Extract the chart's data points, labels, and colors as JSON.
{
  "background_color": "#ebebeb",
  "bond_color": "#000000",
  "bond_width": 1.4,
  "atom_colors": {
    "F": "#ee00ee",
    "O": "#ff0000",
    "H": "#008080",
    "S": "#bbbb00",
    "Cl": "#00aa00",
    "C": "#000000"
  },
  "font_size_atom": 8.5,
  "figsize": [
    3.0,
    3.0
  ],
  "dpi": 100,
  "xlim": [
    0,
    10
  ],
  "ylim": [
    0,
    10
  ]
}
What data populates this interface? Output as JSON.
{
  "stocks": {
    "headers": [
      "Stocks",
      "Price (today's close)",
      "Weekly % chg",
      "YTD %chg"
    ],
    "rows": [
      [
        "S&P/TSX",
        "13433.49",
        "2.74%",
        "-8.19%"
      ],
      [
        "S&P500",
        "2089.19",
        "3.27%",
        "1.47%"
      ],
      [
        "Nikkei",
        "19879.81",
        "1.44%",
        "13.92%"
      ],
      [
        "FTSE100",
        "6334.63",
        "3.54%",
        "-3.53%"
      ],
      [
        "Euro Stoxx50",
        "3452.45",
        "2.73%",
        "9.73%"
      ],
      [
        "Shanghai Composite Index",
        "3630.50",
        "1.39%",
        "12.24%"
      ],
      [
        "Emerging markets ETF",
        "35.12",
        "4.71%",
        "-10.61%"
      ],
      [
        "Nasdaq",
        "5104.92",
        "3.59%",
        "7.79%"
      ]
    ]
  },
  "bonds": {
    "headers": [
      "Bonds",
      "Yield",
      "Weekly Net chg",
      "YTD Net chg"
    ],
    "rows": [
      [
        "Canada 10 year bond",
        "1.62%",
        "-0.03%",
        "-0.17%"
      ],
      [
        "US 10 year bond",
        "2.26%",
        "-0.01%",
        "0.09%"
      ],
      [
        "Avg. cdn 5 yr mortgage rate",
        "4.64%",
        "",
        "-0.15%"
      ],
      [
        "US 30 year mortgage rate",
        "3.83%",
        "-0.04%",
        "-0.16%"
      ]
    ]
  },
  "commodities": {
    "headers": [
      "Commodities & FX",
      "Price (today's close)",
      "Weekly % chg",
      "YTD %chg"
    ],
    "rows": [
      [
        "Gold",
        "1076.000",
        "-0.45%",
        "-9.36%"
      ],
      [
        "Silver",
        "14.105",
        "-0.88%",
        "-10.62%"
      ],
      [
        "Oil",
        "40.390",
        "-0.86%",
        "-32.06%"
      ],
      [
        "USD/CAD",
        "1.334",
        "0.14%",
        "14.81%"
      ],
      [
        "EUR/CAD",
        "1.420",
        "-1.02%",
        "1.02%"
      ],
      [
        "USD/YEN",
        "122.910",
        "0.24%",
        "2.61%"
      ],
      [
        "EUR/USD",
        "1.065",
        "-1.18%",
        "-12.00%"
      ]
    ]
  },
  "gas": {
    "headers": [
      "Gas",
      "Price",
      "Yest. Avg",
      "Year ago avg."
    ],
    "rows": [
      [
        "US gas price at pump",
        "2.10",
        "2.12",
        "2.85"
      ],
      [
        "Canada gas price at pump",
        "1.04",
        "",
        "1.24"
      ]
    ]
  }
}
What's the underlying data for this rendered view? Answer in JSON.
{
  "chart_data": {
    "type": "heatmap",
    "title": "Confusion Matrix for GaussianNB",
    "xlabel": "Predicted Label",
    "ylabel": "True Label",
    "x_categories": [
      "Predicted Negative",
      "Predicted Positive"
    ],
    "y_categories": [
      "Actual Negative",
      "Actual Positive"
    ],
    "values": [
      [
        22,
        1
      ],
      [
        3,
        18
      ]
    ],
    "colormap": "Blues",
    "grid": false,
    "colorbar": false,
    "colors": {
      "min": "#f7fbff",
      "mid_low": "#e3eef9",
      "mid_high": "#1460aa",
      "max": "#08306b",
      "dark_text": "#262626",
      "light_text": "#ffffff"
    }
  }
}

○ ○ ○ ○ ○

### Exercise description
Only the number is wanted: how many lines contain the string "Canada"?

### Response for this exercise
2